THE REQUEST — Return every record verbatim.

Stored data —

________________

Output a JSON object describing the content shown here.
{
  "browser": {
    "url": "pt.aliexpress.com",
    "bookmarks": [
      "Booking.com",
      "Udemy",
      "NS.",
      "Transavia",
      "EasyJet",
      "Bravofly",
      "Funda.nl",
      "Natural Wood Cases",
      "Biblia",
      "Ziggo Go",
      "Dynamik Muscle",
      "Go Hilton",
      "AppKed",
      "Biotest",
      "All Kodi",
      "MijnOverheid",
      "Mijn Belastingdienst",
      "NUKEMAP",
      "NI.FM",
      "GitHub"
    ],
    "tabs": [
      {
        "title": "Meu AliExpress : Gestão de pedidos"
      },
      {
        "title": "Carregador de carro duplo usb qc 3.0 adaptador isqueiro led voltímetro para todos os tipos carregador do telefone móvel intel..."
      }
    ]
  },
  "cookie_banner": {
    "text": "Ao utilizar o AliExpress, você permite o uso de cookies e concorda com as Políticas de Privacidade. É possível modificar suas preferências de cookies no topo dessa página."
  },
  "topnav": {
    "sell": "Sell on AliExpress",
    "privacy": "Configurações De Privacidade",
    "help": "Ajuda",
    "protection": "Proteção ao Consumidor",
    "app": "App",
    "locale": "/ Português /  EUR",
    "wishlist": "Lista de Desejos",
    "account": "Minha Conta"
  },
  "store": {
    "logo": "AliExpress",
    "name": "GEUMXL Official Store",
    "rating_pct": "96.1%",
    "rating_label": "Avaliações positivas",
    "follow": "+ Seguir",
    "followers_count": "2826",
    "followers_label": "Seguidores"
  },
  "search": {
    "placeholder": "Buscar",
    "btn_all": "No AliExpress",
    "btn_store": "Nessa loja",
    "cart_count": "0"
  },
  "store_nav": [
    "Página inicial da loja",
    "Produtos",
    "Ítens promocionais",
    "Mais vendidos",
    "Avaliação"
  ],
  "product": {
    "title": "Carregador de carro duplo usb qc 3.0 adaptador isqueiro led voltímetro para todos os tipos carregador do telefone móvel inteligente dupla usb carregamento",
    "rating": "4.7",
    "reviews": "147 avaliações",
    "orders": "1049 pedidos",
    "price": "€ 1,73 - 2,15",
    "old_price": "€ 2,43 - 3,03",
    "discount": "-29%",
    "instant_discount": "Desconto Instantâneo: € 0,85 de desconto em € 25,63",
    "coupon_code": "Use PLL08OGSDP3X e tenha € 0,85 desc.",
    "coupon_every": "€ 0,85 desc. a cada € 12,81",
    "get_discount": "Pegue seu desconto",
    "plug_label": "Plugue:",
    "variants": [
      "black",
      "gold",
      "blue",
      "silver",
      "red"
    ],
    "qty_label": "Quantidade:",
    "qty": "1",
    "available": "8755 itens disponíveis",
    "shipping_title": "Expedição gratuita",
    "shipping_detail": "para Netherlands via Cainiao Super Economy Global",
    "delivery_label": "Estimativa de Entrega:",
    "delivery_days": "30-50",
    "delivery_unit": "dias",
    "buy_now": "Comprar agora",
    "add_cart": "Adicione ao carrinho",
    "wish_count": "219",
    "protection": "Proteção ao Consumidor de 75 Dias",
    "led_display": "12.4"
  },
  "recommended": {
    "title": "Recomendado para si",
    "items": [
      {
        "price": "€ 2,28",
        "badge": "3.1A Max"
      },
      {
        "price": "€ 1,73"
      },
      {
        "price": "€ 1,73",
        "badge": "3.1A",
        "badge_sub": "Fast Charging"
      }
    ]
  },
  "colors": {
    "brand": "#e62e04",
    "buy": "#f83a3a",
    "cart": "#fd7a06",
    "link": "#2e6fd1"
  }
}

________________

ANSWER TO THE EXERCISE —
Output a JSON object describing the content shown here.
{
  "browser": {
    "url": "pt.aliexpress.com",
    "bookmarks": [
      "Booking.com",
      "Udemy",
      "NS.",
      "Transavia",
      "EasyJet",
      "Bravofly",
      "Funda.nl",
      "Natural Wood Cases",
      "Biblia",
      "Ziggo Go",
      "Dynamik Muscle",
      "Go Hilton",
      "AppKed",
      "Biotest",
      "All Kodi",
      "MijnOverheid",
      "Mijn Belastingdienst",
      "NUKEMAP",
      "NI.FM",
      "GitHub"
    ],
    "tabs": [
      {
        "title": "Meu AliExpress : Gestão de pedidos"
      },
      {
        "title": "Carregador de carro duplo usb qc 3.0 adaptador isqueiro led voltímetro para todos os tipos carregador do telefone móvel intel..."
      }
    ]
  },
  "cookie_banner": {
    "text": "Ao utilizar o AliExpress, você permite o uso de cookies e concorda com as Políticas de Privacidade. É possível modificar suas preferências de cookies no topo dessa página."
  },
  "topnav": {
    "sell": "Sell on AliExpress",
    "privacy": "Configurações De Privacidade",
    "help": "Ajuda",
    "protection": "Proteção ao Consumidor",
    "app": "App",
    "locale": "/ Português /  EUR",
    "wishlist": "Lista de Desejos",
    "account": "Minha Conta"
  },
  "store": {
    "logo": "AliExpress",
    "name": "GEUMXL Official Store",
    "rating_pct": "96.1%",
    "rating_label": "Avaliações positivas",
    "follow": "+ Seguir",
    "followers_count": "2826",
    "followers_label": "Seguidores"
  },
  "search": {
    "placeholder": "Buscar",
    "btn_all": "No AliExpress",
    "btn_store": "Nessa loja",
    "cart_count": "0"
  },
  "store_nav": [
    "Página inicial da loja",
    "Produtos",
    "Ítens promocionais",
    "Mais vendidos",
    "Avaliação"
  ],
  "product": {
    "title": "Carregador de carro duplo usb qc 3.0 adaptador isqueiro led voltímetro para todos os tipos carregador do telefone móvel inteligente dupla usb carregamento",
    "rating": "4.7",
    "reviews": "147 avaliações",
    "orders": "1049 pedidos",
    "price": "€ 1,73 - 2,15",
    "old_price": "€ 2,43 - 3,03",
    "discount": "-29%",
    "instant_discount": "Desconto Instantâneo: € 0,85 de desconto em € 25,63",
    "coupon_code": "Use PLL08OGSDP3X e tenha € 0,85 desc.",
    "coupon_every": "€ 0,85 desc. a cada € 12,81",
    "get_discount": "Pegue seu desconto",
    "plug_label": "Plugue:",
    "variants": [
      "black",
      "gold",
      "blue",
      "silver",
      "red"
    ],
    "qty_label": "Quantidade:",
    "qty": "1",
    "available": "8755 itens disponíveis",
    "shipping_title": "Expedição gratuita",
    "shipping_detail": "para Netherlands via Cainiao Super Economy Global",
    "delivery_label": "Estimativa de Entrega:",
    "delivery_days": "30-50",
    "delivery_unit": "dias",
    "buy_now": "Comprar agora",
    "add_cart": "Adicione ao carrinho",
    "wish_count": "219",
    "protection": "Proteção ao Consumidor de 75 Dias",
    "led_display": "12.4"
  },
  "recommended": {
    "title": "Recomendado para si",
    "items": [
      {
        "price": "€ 2,28",
        "badge": "3.1A Max"
      },
      {
        "price": "€ 1,73"
      },
      {
        "price": "€ 1,73",
        "badge": "3.1A",
        "badge_sub": "Fast Charging"
      }
    ]
  },
  "colors": {
    "brand": "#e62e04",
    "buy": "#f83a3a",
    "cart": "#fd7a06",
    "link": "#2e6fd1"
  }
}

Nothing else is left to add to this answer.